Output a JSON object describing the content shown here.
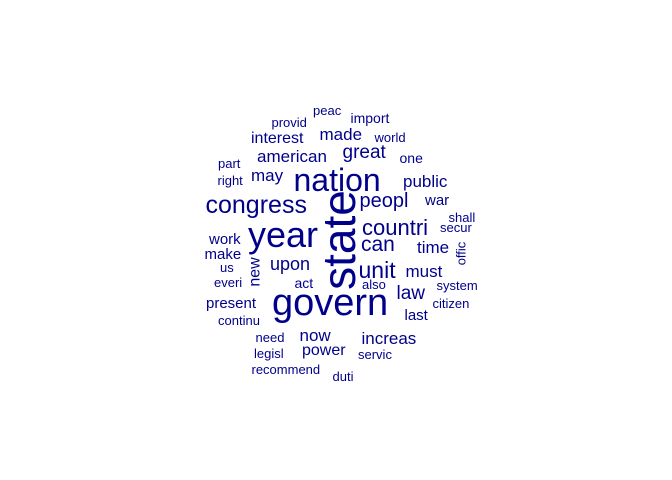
{
  "colors": {
    "word": "#00008B",
    "background": "#ffffff"
  },
  "words": [
    {
      "text": "state",
      "weight": 10,
      "vertical": true
    },
    {
      "text": "govern",
      "weight": 9
    },
    {
      "text": "year",
      "weight": 8
    },
    {
      "text": "nation",
      "weight": 8
    },
    {
      "text": "congress",
      "weight": 6
    },
    {
      "text": "unit",
      "weight": 5
    },
    {
      "text": "countri",
      "weight": 5
    },
    {
      "text": "peopl",
      "weight": 5
    },
    {
      "text": "can",
      "weight": 5
    },
    {
      "text": "upon",
      "weight": 4
    },
    {
      "text": "great",
      "weight": 4
    },
    {
      "text": "american",
      "weight": 4
    },
    {
      "text": "law",
      "weight": 4
    },
    {
      "text": "must",
      "weight": 4
    },
    {
      "text": "time",
      "weight": 4
    },
    {
      "text": "public",
      "weight": 4
    },
    {
      "text": "made",
      "weight": 4
    },
    {
      "text": "may",
      "weight": 4
    },
    {
      "text": "now",
      "weight": 4
    },
    {
      "text": "interest",
      "weight": 4
    },
    {
      "text": "power",
      "weight": 4
    },
    {
      "text": "increas",
      "weight": 4
    },
    {
      "text": "new",
      "weight": 4,
      "vertical": true
    },
    {
      "text": "make",
      "weight": 3
    },
    {
      "text": "work",
      "weight": 3
    },
    {
      "text": "present",
      "weight": 3
    },
    {
      "text": "war",
      "weight": 3
    },
    {
      "text": "one",
      "weight": 3
    },
    {
      "text": "last",
      "weight": 3
    },
    {
      "text": "import",
      "weight": 3
    },
    {
      "text": "act",
      "weight": 3
    },
    {
      "text": "need",
      "weight": 3
    },
    {
      "text": "right",
      "weight": 2
    },
    {
      "text": "part",
      "weight": 2
    },
    {
      "text": "provid",
      "weight": 2
    },
    {
      "text": "peac",
      "weight": 2
    },
    {
      "text": "world",
      "weight": 2
    },
    {
      "text": "us",
      "weight": 2
    },
    {
      "text": "everi",
      "weight": 2
    },
    {
      "text": "also",
      "weight": 2
    },
    {
      "text": "system",
      "weight": 2
    },
    {
      "text": "citizen",
      "weight": 2
    },
    {
      "text": "shall",
      "weight": 2
    },
    {
      "text": "secur",
      "weight": 2
    },
    {
      "text": "offic",
      "weight": 2,
      "vertical": true
    },
    {
      "text": "continu",
      "weight": 2
    },
    {
      "text": "legisl",
      "weight": 2
    },
    {
      "text": "servic",
      "weight": 2
    },
    {
      "text": "recommend",
      "weight": 2
    },
    {
      "text": "duti",
      "weight": 2
    }
  ]
}
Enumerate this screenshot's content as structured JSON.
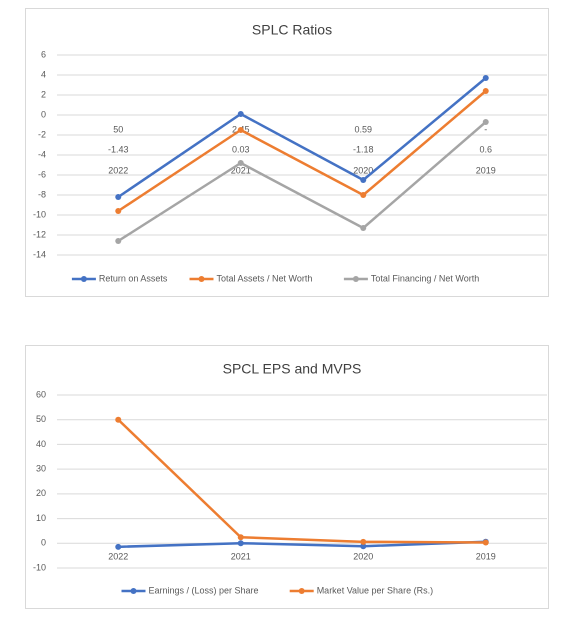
{
  "chart_data": [
    {
      "type": "line",
      "title": "SPLC Ratios",
      "categories": [
        "2022",
        "2021",
        "2020",
        "2019"
      ],
      "category_sublabels": [
        [
          "50",
          "2.45",
          "0.59",
          "-"
        ],
        [
          "-1.43",
          "0.03",
          "-1.18",
          "0.6"
        ]
      ],
      "series": [
        {
          "name": "Return on Assets",
          "color": "#4472c4",
          "values": [
            -8.2,
            0.1,
            -6.5,
            3.7
          ]
        },
        {
          "name": "Total Assets / Net Worth",
          "color": "#ed7d31",
          "values": [
            -9.6,
            -1.5,
            -8,
            2.4
          ]
        },
        {
          "name": "Total Financing / Net Worth",
          "color": "#a5a5a5",
          "values": [
            -12.6,
            -4.8,
            -11.3,
            -0.7
          ]
        }
      ],
      "ylim": [
        -14,
        6
      ],
      "yticks": [
        -14,
        -12,
        -10,
        -8,
        -6,
        -4,
        -2,
        0,
        2,
        4,
        6
      ],
      "grid": true,
      "legend": "bottom"
    },
    {
      "type": "line",
      "title": "SPCL EPS and MVPS",
      "categories": [
        "2022",
        "2021",
        "2020",
        "2019"
      ],
      "series": [
        {
          "name": "Earnings / (Loss) per Share",
          "color": "#4472c4",
          "values": [
            -1.43,
            0.03,
            -1.18,
            0.6
          ]
        },
        {
          "name": "Market Value per Share (Rs.)",
          "color": "#ed7d31",
          "values": [
            50,
            2.45,
            0.59,
            0.3
          ]
        }
      ],
      "ylim": [
        -10,
        60
      ],
      "yticks": [
        -10,
        0,
        10,
        20,
        30,
        40,
        50,
        60
      ],
      "grid": true,
      "legend": "bottom"
    }
  ]
}
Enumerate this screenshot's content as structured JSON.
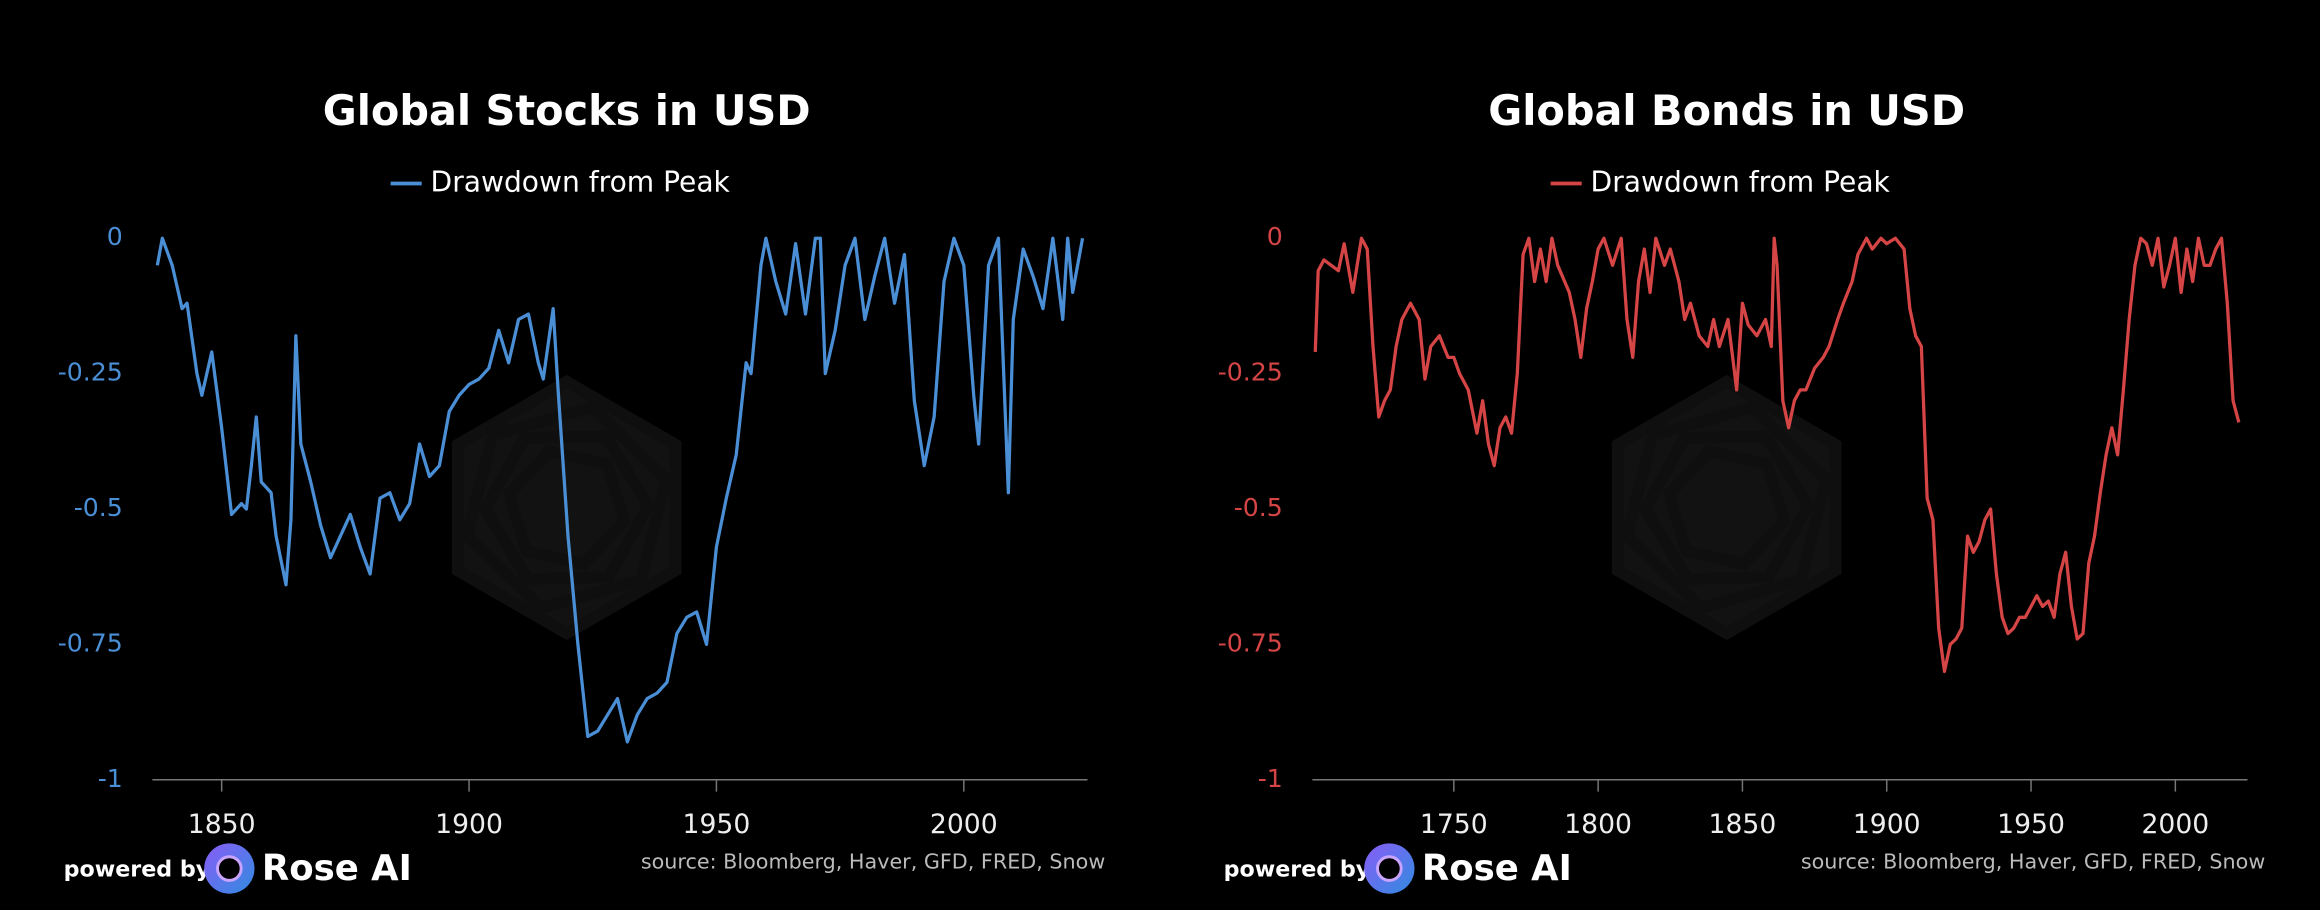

※ ※ ※

**WHAT YOU ARE ASKED TO DO:**
Scan the material line by line and report each one that contains "Worth".

**WRITTEN SOLUTION:**
          "name": "Total Assets / Net Worth",
          "name": "Total Financing / Net Worth",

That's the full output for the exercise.